WHAT TO WORK ON: Output the material below in full, exactly as it is.
......
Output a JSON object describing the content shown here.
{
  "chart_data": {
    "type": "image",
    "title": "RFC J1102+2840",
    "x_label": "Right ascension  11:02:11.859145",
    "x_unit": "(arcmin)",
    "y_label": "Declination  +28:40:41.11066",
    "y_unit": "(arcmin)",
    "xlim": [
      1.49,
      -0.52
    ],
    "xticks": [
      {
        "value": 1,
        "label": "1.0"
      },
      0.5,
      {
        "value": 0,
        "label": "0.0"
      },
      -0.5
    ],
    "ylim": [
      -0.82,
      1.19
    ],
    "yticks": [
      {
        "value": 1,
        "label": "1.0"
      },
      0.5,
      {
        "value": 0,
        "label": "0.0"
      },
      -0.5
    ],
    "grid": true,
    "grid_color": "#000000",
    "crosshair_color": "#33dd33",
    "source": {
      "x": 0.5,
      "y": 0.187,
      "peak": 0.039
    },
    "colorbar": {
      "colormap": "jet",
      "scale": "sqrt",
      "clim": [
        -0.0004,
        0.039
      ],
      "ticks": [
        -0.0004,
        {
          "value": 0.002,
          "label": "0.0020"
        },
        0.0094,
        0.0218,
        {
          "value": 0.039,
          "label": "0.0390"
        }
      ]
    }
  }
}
......
COMPLETED EXERCISE:
Output a JSON object describing the content shown here.
{
  "chart_data": {
    "type": "image",
    "title": "RFC J1102+2840",
    "x_label": "Right ascension  11:02:11.859145",
    "x_unit": "(arcmin)",
    "y_label": "Declination  +28:40:41.11066",
    "y_unit": "(arcmin)",
    "xlim": [
      1.49,
      -0.52
    ],
    "xticks": [
      {
        "value": 1,
        "label": "1.0"
      },
      0.5,
      {
        "value": 0,
        "label": "0.0"
      },
      -0.5
    ],
    "ylim": [
      -0.82,
      1.19
    ],
    "yticks": [
      {
        "value": 1,
        "label": "1.0"
      },
      0.5,
      {
        "value": 0,
        "label": "0.0"
      },
      -0.5
    ],
    "grid": true,
    "grid_color": "#000000",
    "crosshair_color": "#33dd33",
    "source": {
      "x": 0.5,
      "y": 0.187,
      "peak": 0.039
    },
    "colorbar": {
      "colormap": "jet",
      "scale": "sqrt",
      "clim": [
        -0.0004,
        0.039
      ],
      "ticks": [
        -0.0004,
        {
          "value": 0.002,
          "label": "0.0020"
        },
        0.0094,
        0.0218,
        {
          "value": 0.039,
          "label": "0.0390"
        }
      ]
    }
  }
}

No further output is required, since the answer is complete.